* _Set exercise_
Without altering anything, output the material below.

* _Recorded information_

= = =

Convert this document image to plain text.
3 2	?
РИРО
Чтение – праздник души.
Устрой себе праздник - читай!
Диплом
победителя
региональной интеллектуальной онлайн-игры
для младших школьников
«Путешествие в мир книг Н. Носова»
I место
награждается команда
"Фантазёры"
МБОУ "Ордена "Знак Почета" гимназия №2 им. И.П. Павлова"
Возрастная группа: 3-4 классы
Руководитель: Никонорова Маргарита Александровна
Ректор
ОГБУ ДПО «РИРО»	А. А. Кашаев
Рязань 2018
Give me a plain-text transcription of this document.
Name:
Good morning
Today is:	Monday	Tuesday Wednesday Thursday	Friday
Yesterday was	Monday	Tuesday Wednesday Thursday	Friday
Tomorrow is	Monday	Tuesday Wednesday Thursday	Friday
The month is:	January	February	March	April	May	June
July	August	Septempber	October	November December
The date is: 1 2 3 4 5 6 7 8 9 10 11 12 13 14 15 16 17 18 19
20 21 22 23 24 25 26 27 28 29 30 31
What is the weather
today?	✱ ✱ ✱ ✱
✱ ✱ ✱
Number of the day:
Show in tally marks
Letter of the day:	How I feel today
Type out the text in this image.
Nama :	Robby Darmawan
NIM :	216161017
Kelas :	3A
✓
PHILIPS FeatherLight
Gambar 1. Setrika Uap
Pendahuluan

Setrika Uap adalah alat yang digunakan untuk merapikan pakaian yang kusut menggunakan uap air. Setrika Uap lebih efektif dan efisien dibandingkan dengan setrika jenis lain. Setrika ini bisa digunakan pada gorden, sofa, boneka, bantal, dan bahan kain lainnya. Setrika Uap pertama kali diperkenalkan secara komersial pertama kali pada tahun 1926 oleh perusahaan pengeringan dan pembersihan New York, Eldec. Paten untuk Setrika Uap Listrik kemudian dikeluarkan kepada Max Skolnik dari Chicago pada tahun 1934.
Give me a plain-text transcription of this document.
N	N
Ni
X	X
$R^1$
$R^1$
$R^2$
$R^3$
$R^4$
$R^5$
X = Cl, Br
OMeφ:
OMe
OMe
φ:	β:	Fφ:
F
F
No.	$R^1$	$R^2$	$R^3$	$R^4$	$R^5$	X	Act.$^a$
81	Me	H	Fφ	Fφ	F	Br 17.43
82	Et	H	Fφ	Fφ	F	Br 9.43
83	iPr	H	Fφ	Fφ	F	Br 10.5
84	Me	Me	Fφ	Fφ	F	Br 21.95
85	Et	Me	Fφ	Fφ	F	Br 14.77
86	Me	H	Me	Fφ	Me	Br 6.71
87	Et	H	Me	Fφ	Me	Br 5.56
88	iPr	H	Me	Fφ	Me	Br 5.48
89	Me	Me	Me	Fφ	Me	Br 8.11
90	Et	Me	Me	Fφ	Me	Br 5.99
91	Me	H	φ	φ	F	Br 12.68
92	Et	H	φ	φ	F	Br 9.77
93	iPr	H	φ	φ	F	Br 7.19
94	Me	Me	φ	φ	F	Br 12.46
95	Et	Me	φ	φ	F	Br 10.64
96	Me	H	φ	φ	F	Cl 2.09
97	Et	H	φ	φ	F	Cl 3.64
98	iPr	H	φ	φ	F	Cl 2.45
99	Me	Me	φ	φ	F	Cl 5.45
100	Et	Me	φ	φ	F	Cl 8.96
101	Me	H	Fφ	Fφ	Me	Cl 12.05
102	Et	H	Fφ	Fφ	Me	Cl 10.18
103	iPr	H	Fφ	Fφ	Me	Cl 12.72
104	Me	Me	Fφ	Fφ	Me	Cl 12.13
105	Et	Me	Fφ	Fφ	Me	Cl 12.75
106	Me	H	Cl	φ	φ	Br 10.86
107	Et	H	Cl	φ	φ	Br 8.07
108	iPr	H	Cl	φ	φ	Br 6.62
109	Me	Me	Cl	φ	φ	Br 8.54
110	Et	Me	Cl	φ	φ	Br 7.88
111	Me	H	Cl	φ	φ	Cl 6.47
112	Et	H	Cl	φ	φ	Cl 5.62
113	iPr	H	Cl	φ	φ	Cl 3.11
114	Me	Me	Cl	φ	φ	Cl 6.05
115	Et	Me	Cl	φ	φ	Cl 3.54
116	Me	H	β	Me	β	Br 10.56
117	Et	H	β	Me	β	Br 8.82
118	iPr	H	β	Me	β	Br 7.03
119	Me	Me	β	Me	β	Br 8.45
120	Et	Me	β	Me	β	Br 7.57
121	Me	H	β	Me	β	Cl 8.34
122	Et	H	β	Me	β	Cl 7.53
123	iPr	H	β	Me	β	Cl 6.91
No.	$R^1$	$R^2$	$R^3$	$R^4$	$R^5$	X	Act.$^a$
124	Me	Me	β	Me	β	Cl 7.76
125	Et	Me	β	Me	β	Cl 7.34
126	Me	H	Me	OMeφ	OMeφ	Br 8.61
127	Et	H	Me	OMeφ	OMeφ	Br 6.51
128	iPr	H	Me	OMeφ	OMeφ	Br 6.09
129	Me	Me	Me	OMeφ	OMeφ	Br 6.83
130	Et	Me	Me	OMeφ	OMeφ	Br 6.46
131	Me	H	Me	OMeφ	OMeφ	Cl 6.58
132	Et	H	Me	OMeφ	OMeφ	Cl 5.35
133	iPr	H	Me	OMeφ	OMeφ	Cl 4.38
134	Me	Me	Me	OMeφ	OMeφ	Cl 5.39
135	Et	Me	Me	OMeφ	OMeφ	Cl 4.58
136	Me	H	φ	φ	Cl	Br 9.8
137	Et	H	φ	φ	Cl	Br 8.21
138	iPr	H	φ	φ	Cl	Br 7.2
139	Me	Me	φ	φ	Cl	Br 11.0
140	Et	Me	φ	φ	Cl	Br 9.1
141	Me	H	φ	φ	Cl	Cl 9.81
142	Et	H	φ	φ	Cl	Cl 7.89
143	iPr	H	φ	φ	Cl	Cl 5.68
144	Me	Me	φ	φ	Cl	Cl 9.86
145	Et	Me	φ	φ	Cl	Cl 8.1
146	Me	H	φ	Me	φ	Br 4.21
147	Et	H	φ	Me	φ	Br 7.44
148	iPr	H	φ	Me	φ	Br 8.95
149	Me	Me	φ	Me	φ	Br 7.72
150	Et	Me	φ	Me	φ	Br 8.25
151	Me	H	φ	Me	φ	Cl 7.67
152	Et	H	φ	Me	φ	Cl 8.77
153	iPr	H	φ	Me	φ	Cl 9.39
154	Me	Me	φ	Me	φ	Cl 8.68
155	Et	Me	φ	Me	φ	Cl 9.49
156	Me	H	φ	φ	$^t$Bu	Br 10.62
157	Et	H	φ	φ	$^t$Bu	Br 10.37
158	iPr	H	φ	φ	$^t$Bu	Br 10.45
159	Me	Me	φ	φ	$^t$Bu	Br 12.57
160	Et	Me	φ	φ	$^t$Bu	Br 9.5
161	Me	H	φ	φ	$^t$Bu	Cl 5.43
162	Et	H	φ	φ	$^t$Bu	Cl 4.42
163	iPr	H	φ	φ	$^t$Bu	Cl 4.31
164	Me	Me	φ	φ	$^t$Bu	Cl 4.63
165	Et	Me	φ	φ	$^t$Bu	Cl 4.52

= = =

* _Final result_
Convert this document image to plain text.
3 2	?
РИРО
Чтение – праздник души.
Устрой себе праздник - читай!
Диплом
победителя
региональной интеллектуальной онлайн-игры
для младших школьников
«Путешествие в мир книг Н. Носова»
I место
награждается команда
"Фантазёры"
МБОУ "Ордена "Знак Почета" гимназия №2 им. И.П. Павлова"
Возрастная группа: 3-4 классы
Руководитель: Никонорова Маргарита Александровна
Ректор
ОГБУ ДПО «РИРО»	А. А. Кашаев
Рязань 2018
Give me a plain-text transcription of this document.
Name:
Good morning
Today is:	Monday	Tuesday Wednesday Thursday	Friday
Yesterday was	Monday	Tuesday Wednesday Thursday	Friday
Tomorrow is	Monday	Tuesday Wednesday Thursday	Friday
The month is:	January	February	March	April	May	June
July	August	Septempber	October	November December
The date is: 1 2 3 4 5 6 7 8 9 10 11 12 13 14 15 16 17 18 19
20 21 22 23 24 25 26 27 28 29 30 31
What is the weather
today?	✱ ✱ ✱ ✱
✱ ✱ ✱
Number of the day:
Show in tally marks
Letter of the day:	How I feel today
Type out the text in this image.
Nama :	Robby Darmawan
NIM :	216161017
Kelas :	3A
✓
PHILIPS FeatherLight
Gambar 1. Setrika Uap
Pendahuluan

Setrika Uap adalah alat yang digunakan untuk merapikan pakaian yang kusut menggunakan uap air. Setrika Uap lebih efektif dan efisien dibandingkan dengan setrika jenis lain. Setrika ini bisa digunakan pada gorden, sofa, boneka, bantal, dan bahan kain lainnya. Setrika Uap pertama kali diperkenalkan secara komersial pertama kali pada tahun 1926 oleh perusahaan pengeringan dan pembersihan New York, Eldec. Paten untuk Setrika Uap Listrik kemudian dikeluarkan kepada Max Skolnik dari Chicago pada tahun 1934.
Give me a plain-text transcription of this document.
N	N
Ni
X	X
$R^1$
$R^1$
$R^2$
$R^3$
$R^4$
$R^5$
X = Cl, Br
OMeφ:
OMe
OMe
φ:	β:	Fφ:
F
F
No.	$R^1$	$R^2$	$R^3$	$R^4$	$R^5$	X	Act.$^a$
81	Me	H	Fφ	Fφ	F	Br 17.43
82	Et	H	Fφ	Fφ	F	Br 9.43
83	iPr	H	Fφ	Fφ	F	Br 10.5
84	Me	Me	Fφ	Fφ	F	Br 21.95
85	Et	Me	Fφ	Fφ	F	Br 14.77
86	Me	H	Me	Fφ	Me	Br 6.71
87	Et	H	Me	Fφ	Me	Br 5.56
88	iPr	H	Me	Fφ	Me	Br 5.48
89	Me	Me	Me	Fφ	Me	Br 8.11
90	Et	Me	Me	Fφ	Me	Br 5.99
91	Me	H	φ	φ	F	Br 12.68
92	Et	H	φ	φ	F	Br 9.77
93	iPr	H	φ	φ	F	Br 7.19
94	Me	Me	φ	φ	F	Br 12.46
95	Et	Me	φ	φ	F	Br 10.64
96	Me	H	φ	φ	F	Cl 2.09
97	Et	H	φ	φ	F	Cl 3.64
98	iPr	H	φ	φ	F	Cl 2.45
99	Me	Me	φ	φ	F	Cl 5.45
100	Et	Me	φ	φ	F	Cl 8.96
101	Me	H	Fφ	Fφ	Me	Cl 12.05
102	Et	H	Fφ	Fφ	Me	Cl 10.18
103	iPr	H	Fφ	Fφ	Me	Cl 12.72
104	Me	Me	Fφ	Fφ	Me	Cl 12.13
105	Et	Me	Fφ	Fφ	Me	Cl 12.75
106	Me	H	Cl	φ	φ	Br 10.86
107	Et	H	Cl	φ	φ	Br 8.07
108	iPr	H	Cl	φ	φ	Br 6.62
109	Me	Me	Cl	φ	φ	Br 8.54
110	Et	Me	Cl	φ	φ	Br 7.88
111	Me	H	Cl	φ	φ	Cl 6.47
112	Et	H	Cl	φ	φ	Cl 5.62
113	iPr	H	Cl	φ	φ	Cl 3.11
114	Me	Me	Cl	φ	φ	Cl 6.05
115	Et	Me	Cl	φ	φ	Cl 3.54
116	Me	H	β	Me	β	Br 10.56
117	Et	H	β	Me	β	Br 8.82
118	iPr	H	β	Me	β	Br 7.03
119	Me	Me	β	Me	β	Br 8.45
120	Et	Me	β	Me	β	Br 7.57
121	Me	H	β	Me	β	Cl 8.34
122	Et	H	β	Me	β	Cl 7.53
123	iPr	H	β	Me	β	Cl 6.91
No.	$R^1$	$R^2$	$R^3$	$R^4$	$R^5$	X	Act.$^a$
124	Me	Me	β	Me	β	Cl 7.76
125	Et	Me	β	Me	β	Cl 7.34
126	Me	H	Me	OMeφ	OMeφ	Br 8.61
127	Et	H	Me	OMeφ	OMeφ	Br 6.51
128	iPr	H	Me	OMeφ	OMeφ	Br 6.09
129	Me	Me	Me	OMeφ	OMeφ	Br 6.83
130	Et	Me	Me	OMeφ	OMeφ	Br 6.46
131	Me	H	Me	OMeφ	OMeφ	Cl 6.58
132	Et	H	Me	OMeφ	OMeφ	Cl 5.35
133	iPr	H	Me	OMeφ	OMeφ	Cl 4.38
134	Me	Me	Me	OMeφ	OMeφ	Cl 5.39
135	Et	Me	Me	OMeφ	OMeφ	Cl 4.58
136	Me	H	φ	φ	Cl	Br 9.8
137	Et	H	φ	φ	Cl	Br 8.21
138	iPr	H	φ	φ	Cl	Br 7.2
139	Me	Me	φ	φ	Cl	Br 11.0
140	Et	Me	φ	φ	Cl	Br 9.1
141	Me	H	φ	φ	Cl	Cl 9.81
142	Et	H	φ	φ	Cl	Cl 7.89
143	iPr	H	φ	φ	Cl	Cl 5.68
144	Me	Me	φ	φ	Cl	Cl 9.86
145	Et	Me	φ	φ	Cl	Cl 8.1
146	Me	H	φ	Me	φ	Br 4.21
147	Et	H	φ	Me	φ	Br 7.44
148	iPr	H	φ	Me	φ	Br 8.95
149	Me	Me	φ	Me	φ	Br 7.72
150	Et	Me	φ	Me	φ	Br 8.25
151	Me	H	φ	Me	φ	Cl 7.67
152	Et	H	φ	Me	φ	Cl 8.77
153	iPr	H	φ	Me	φ	Cl 9.39
154	Me	Me	φ	Me	φ	Cl 8.68
155	Et	Me	φ	Me	φ	Cl 9.49
156	Me	H	φ	φ	$^t$Bu	Br 10.62
157	Et	H	φ	φ	$^t$Bu	Br 10.37
158	iPr	H	φ	φ	$^t$Bu	Br 10.45
159	Me	Me	φ	φ	$^t$Bu	Br 12.57
160	Et	Me	φ	φ	$^t$Bu	Br 9.5
161	Me	H	φ	φ	$^t$Bu	Cl 5.43
162	Et	H	φ	φ	$^t$Bu	Cl 4.42
163	iPr	H	φ	φ	$^t$Bu	Cl 4.31
164	Me	Me	φ	φ	$^t$Bu	Cl 4.63
165	Et	Me	φ	φ	$^t$Bu	Cl 4.52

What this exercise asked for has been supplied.